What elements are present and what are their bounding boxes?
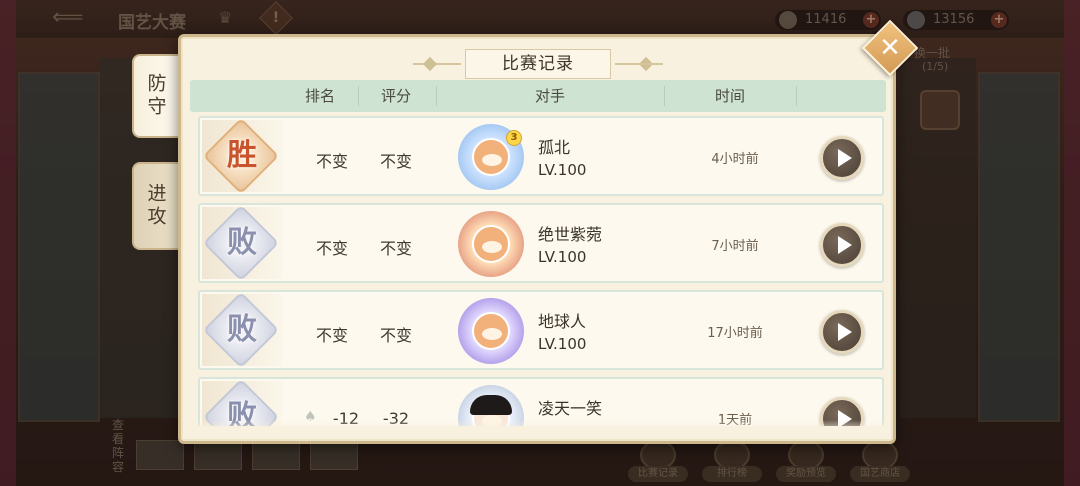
column-divider	[358, 86, 359, 106]
opponent-avatar[interactable]	[458, 298, 524, 364]
dialog-title-bar: 比赛记录	[413, 49, 663, 79]
column-header-rank: 排名	[304, 87, 335, 105]
opponent-name: 地球人	[538, 312, 587, 331]
cat-face-icon	[472, 225, 510, 263]
dialog-title: 比赛记录	[465, 49, 611, 79]
opponent-level: LV.100	[538, 248, 587, 266]
title-ornament-diamond	[422, 56, 438, 72]
tab-attack-label: 进攻	[144, 183, 167, 229]
opponent-name: 绝世紫菀	[538, 225, 603, 244]
tab-defend[interactable]: 防守	[132, 54, 178, 138]
table-header: 排名 评分 对手 时间	[190, 80, 886, 112]
match-time: 7小时前	[711, 239, 759, 254]
replay-play-button[interactable]	[820, 223, 864, 267]
record-row: 败 不变 不变 绝世紫菀 LV.100 7小时前	[198, 203, 884, 283]
column-divider	[796, 86, 797, 106]
rank-change: 不变	[315, 326, 348, 345]
column-header-time: 时间	[714, 87, 745, 105]
record-row: 败 不变 不变 地球人 LV.100 17小时前	[198, 290, 884, 370]
match-time: 17小时前	[707, 326, 763, 341]
result-badge-area: 败	[202, 291, 282, 369]
opponent-avatar[interactable]: 3	[458, 124, 524, 190]
score-change: 不变	[379, 152, 412, 171]
opponent-name: 凌天一笑	[538, 399, 603, 418]
result-badge-area: 败	[202, 204, 282, 282]
opponent-name: 孤北	[538, 138, 571, 157]
column-header-opponent: 对手	[534, 87, 565, 105]
score-change: 不变	[379, 239, 412, 258]
column-divider	[436, 86, 437, 106]
cat-face-icon	[472, 312, 510, 350]
match-time: 4小时前	[711, 152, 759, 167]
cat-face-icon	[472, 138, 510, 176]
opponent-level: LV.100	[538, 335, 587, 353]
tab-attack[interactable]: 进攻	[132, 162, 178, 250]
result-label: 败	[227, 312, 257, 347]
opponent-level: LV.100	[538, 161, 587, 179]
close-icon: ✕	[879, 33, 901, 63]
replay-play-button[interactable]	[820, 136, 864, 180]
column-header-score: 评分	[380, 87, 411, 105]
replay-play-button[interactable]	[820, 310, 864, 354]
score-change: 不变	[379, 326, 412, 345]
rank-change: 不变	[315, 152, 348, 171]
record-row: 胜 不变 不变 3 孤北 LV.100 4小时前	[198, 116, 884, 196]
result-badge-area: 胜	[202, 117, 282, 195]
list-bottom-fade	[198, 420, 886, 434]
record-row: 败 ♠ -12 -32 凌天一笑 1天前	[198, 377, 884, 426]
result-label: 败	[227, 225, 257, 260]
result-label: 胜	[227, 138, 257, 173]
column-divider	[664, 86, 665, 106]
opponent-avatar[interactable]	[458, 211, 524, 277]
rank-change: 不变	[315, 239, 348, 258]
record-list[interactable]: 胜 不变 不变 3 孤北 LV.100 4小时前 败 不变 不变 绝世紫菀 LV…	[198, 114, 886, 426]
title-ornament-line	[615, 63, 663, 65]
rank-medal-icon: 3	[506, 130, 522, 146]
tab-defend-label: 防守	[144, 73, 167, 119]
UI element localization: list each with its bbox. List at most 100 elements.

__Do this__. Quote the items verbatim, from the line containing "86, 359, 106]" through the line containing "225, 603, 244]", including both of those lines.

__Answer to the exercise__.
column-divider	[358, 86, 359, 106]
opponent-avatar[interactable]	[458, 298, 524, 364]
dialog-title-bar: 比赛记录	[413, 49, 663, 79]
column-header-rank: 排名	[304, 87, 335, 105]
opponent-name: 地球人	[538, 312, 587, 331]
cat-face-icon	[472, 225, 510, 263]
dialog-title: 比赛记录	[465, 49, 611, 79]
opponent-level: LV.100	[538, 248, 587, 266]
title-ornament-diamond	[422, 56, 438, 72]
tab-attack-label: 进攻	[144, 183, 167, 229]
opponent-name: 绝世紫菀	[538, 225, 603, 244]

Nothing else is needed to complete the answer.